• _Data entries_
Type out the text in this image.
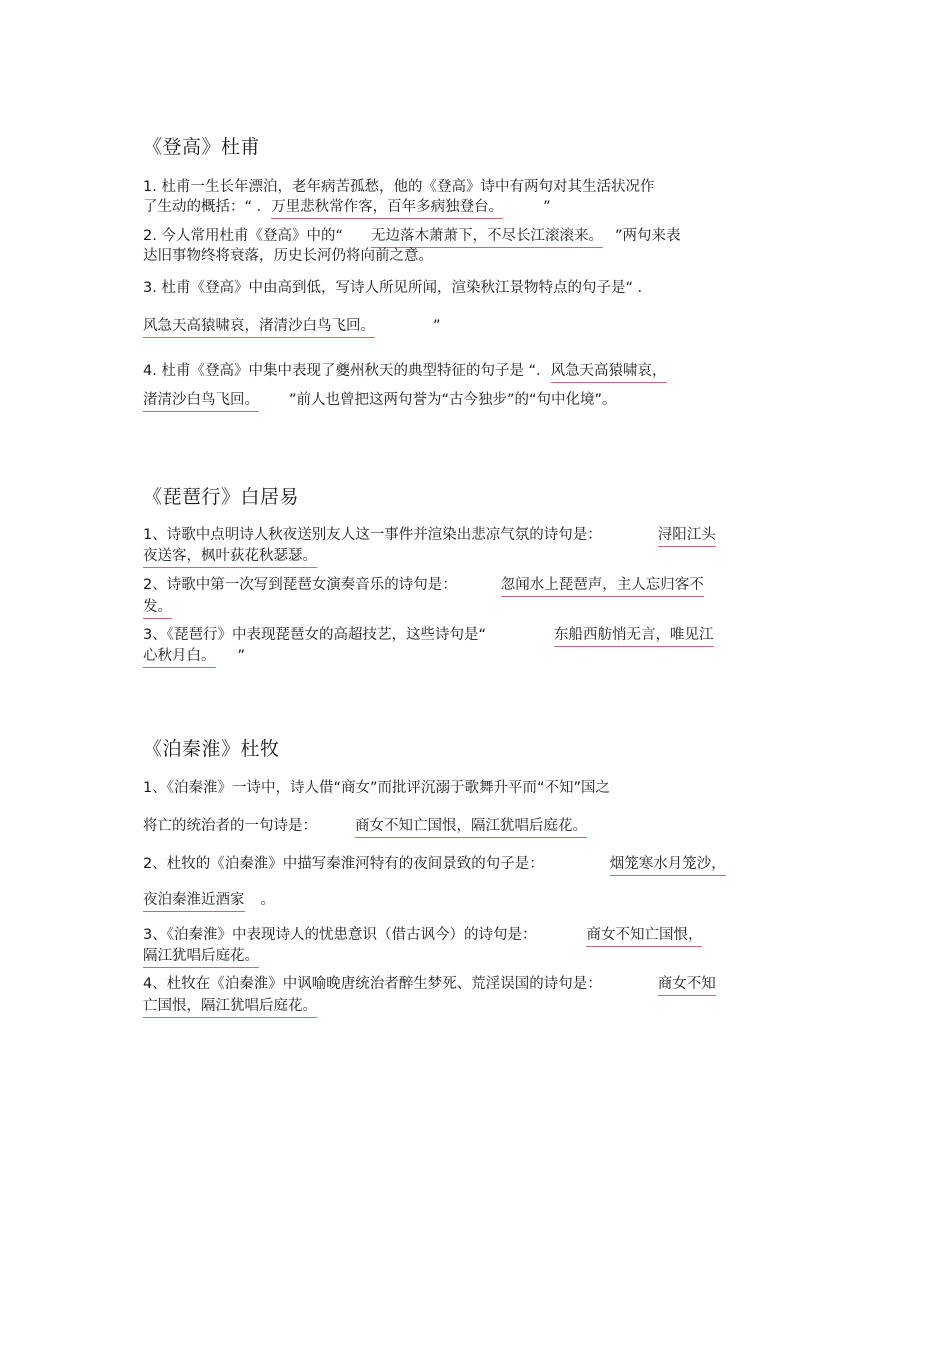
《登高》杜甫
1. 杜甫一生长年漂泊，老年病苦孤愁，他的《登高》诗中有两句对其生活状况作
了生动的概括：“ ．万里悲秋常作客，百年多病独登台。	”
2. 今人常用杜甫《登高》中的“ 无边落木萧萧下，不尽长江滚滚来。 ”两句来表
达旧事物终将衰落，历史长河仍将向前之意。
3. 杜甫《登高》中由高到低，写诗人所见所闻，渲染秋江景物特点的句子是“ ．
风急天高猿啸哀，渚清沙白鸟飞回。	”
4. 杜甫《登高》中集中表现了夔州秋天的典型特征的句子是 “．风急天高猿啸哀，
渚清沙白鸟飞回。 ”前人也曾把这两句誉为“古今独步”的“句中化境”。
《琵琶行》白居易
1、诗歌中点明诗人秋夜送别友人这一事件并渲染出悲凉气氛的诗句是：	浔阳江头
夜送客，枫叶荻花秋瑟瑟。
2、诗歌中第一次写到琵琶女演奏音乐的诗句是：	忽闻水上琵琶声，主人忘归客不
发。
3、《琵琶行》中表现琵琶女的高超技艺，这些诗句是“	东船西舫悄无言，唯见江
心秋月白。 ”
《泊秦淮》杜牧
1、《泊秦淮》一诗中，诗人借“商女”而批评沉溺于歌舞升平而“不知”国之
将亡的统治者的一句诗是：	商女不知亡国恨，隔江犹唱后庭花。
2、杜牧的《泊秦淮》中描写秦淮河特有的夜间景致的句子是：	烟笼寒水月笼沙，
夜泊秦淮近酒家 。
3、《泊秦淮》中表现诗人的忧患意识（借古讽今）的诗句是：	商女不知亡国恨，
隔江犹唱后庭花。
4、杜牧在《泊秦淮》中讽喻晚唐统治者醉生梦死、荒淫误国的诗句是：	商女不知
亡国恨，隔江犹唱后庭花。
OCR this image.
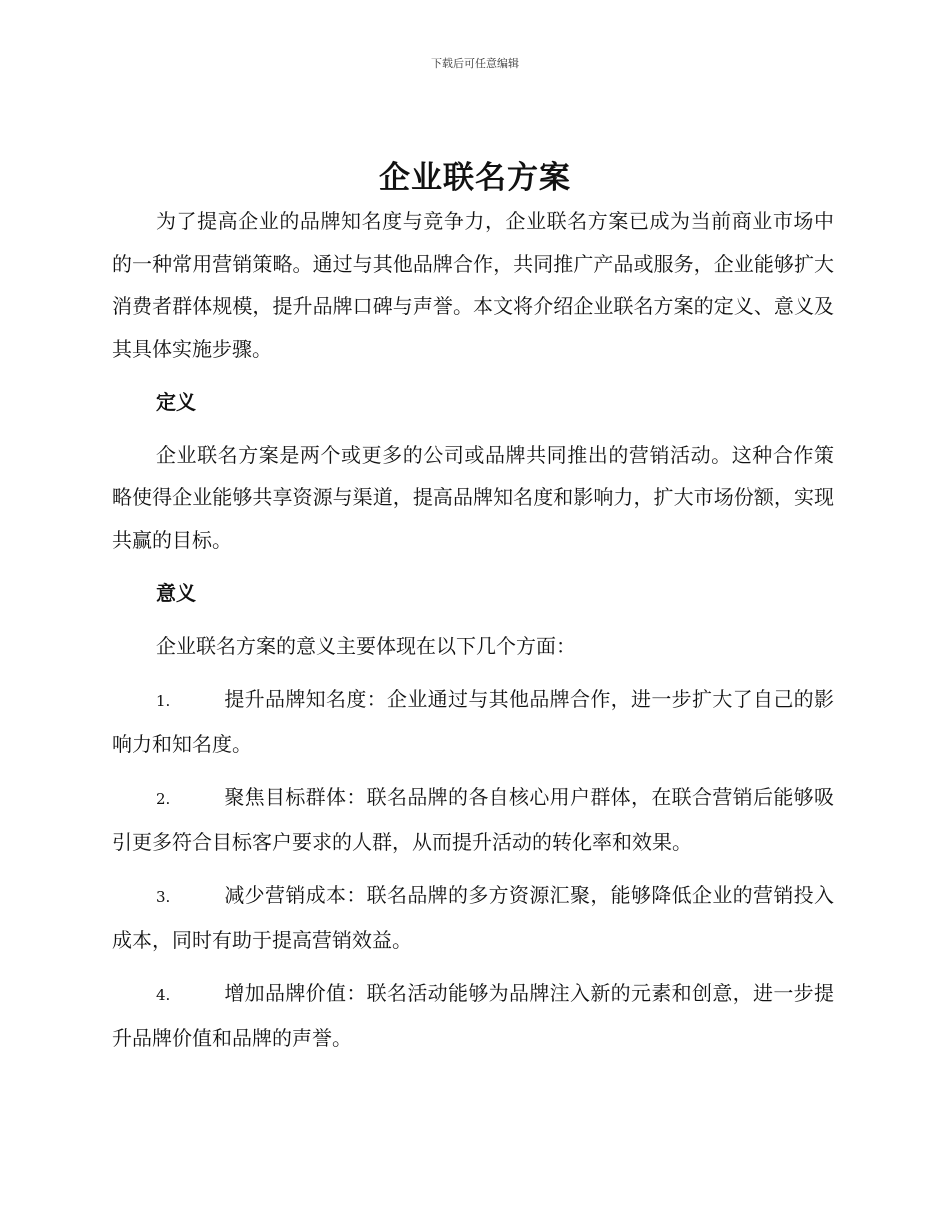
下载后可任意编辑
企业联名方案

为了提高企业的品牌知名度与竞争力，企业联名方案已成为当前商业市场中的一种常用营销策略。通过与其他品牌合作，共同推广产品或服务，企业能够扩大消费者群体规模，提升品牌口碑与声誉。本文将介绍企业联名方案的定义、意义及其具体实施步骤。

定义

企业联名方案是两个或更多的公司或品牌共同推出的营销活动。这种合作策略使得企业能够共享资源与渠道，提高品牌知名度和影响力，扩大市场份额，实现共赢的目标。

意义

企业联名方案的意义主要体现在以下几个方面：

1.	提升品牌知名度：企业通过与其他品牌合作，进一步扩大了自己的影响力和知名度。

2.	聚焦目标群体：联名品牌的各自核心用户群体，在联合营销后能够吸引更多符合目标客户要求的人群，从而提升活动的转化率和效果。

3.	减少营销成本：联名品牌的多方资源汇聚，能够降低企业的营销投入成本，同时有助于提高营销效益。

4.	增加品牌价值：联名活动能够为品牌注入新的元素和创意，进一步提升品牌价值和品牌的声誉。
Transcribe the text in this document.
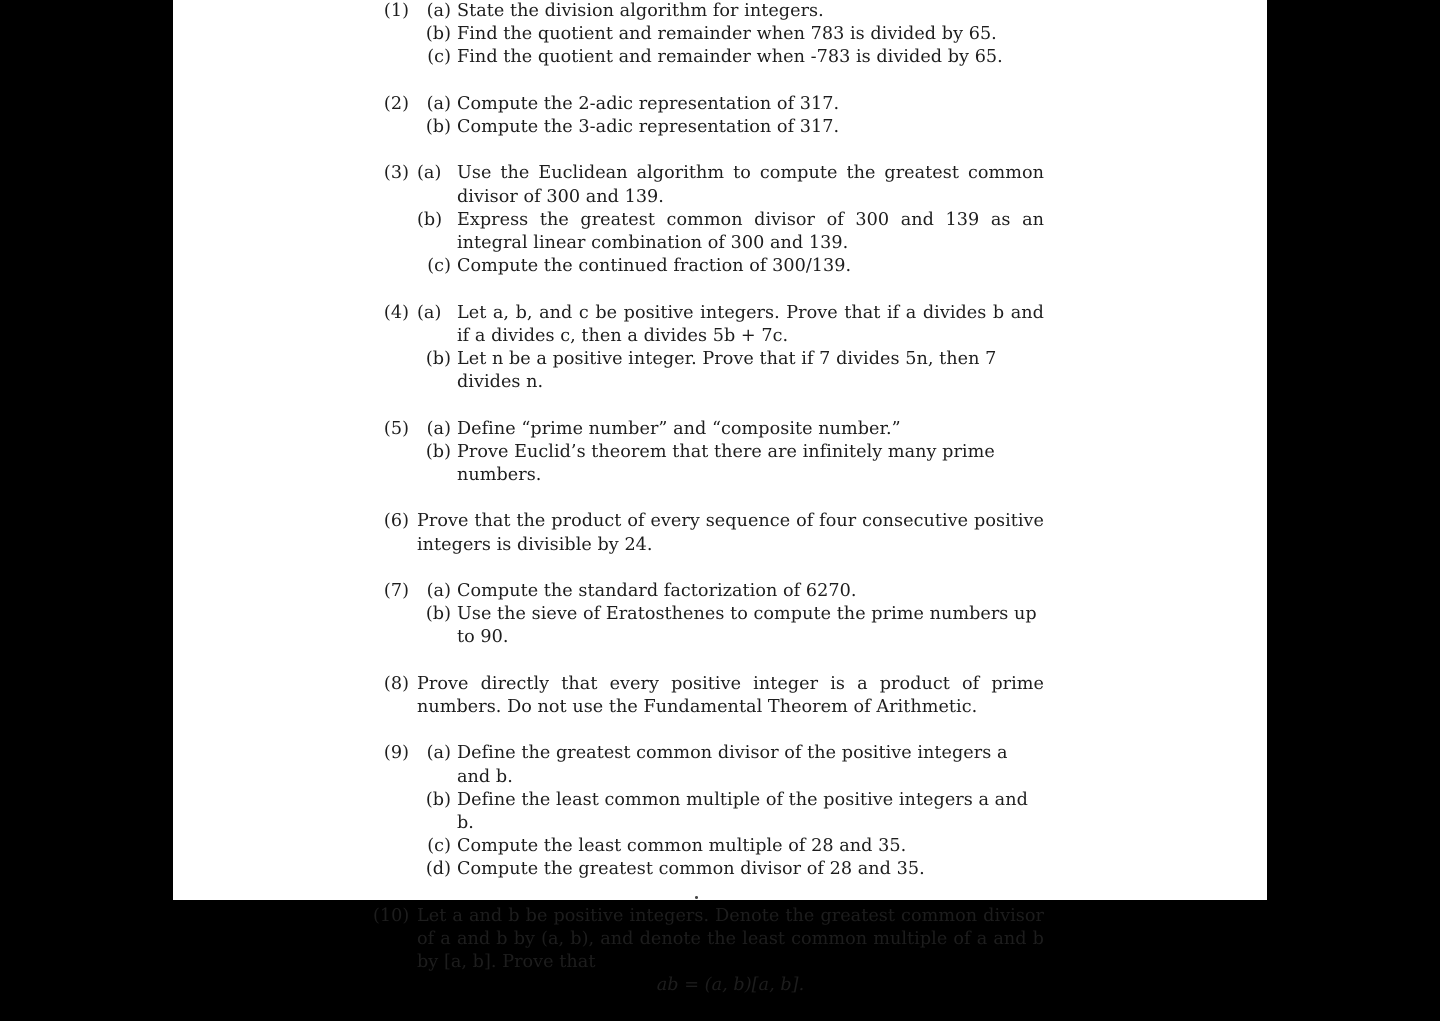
(1)	(a) State the division algorithm for integers.
(b) Find the quotient and remainder when 783 is divided by 65.
(c) Find the quotient and remainder when -783 is divided by 65.
(2)	(a) Compute the 2-adic representation of 317.
(b) Compute the 3-adic representation of 317.
(3) (a) Use the Euclidean algorithm to compute the greatest common divisor of 300 and 139.
(b) Express the greatest common divisor of 300 and 139 as an integral linear combination of 300 and 139.
(c) Compute the continued fraction of 300/139.
(4) (a) Let a, b, and c be positive integers. Prove that if a divides b and if a divides c, then a divides 5b + 7c.
(b) Let n be a positive integer. Prove that if 7 divides 5n, then 7 divides n.
(5)	(a) Define “prime number” and “composite number.”
(b) Prove Euclid’s theorem that there are infinitely many prime numbers.
(6) Prove that the product of every sequence of four consecutive positive integers is divisible by 24.
(7)	(a) Compute the standard factorization of 6270.
(b) Use the sieve of Eratosthenes to compute the prime numbers up to 90.
(8) Prove directly that every positive integer is a product of prime numbers. Do not use the Fundamental Theorem of Arithmetic.
(9)	(a) Define the greatest common divisor of the positive integers a and b.
(b) Define the least common multiple of the positive integers a and b.
(c) Compute the least common multiple of 28 and 35.
(d) Compute the greatest common divisor of 28 and 35.
(10) Let a and b be positive integers. Denote the greatest common divisor of a and b by (a, b), and denote the least common multiple of a and b by [a, b]. Prove that
ab = (a, b)[a, b].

• _WORK TO BE COMPLETED_
From the records given above, copy all lines containing "text".

• _ANSWER IN FULL_
Type out the text in this image.
Transcribe the text in this document.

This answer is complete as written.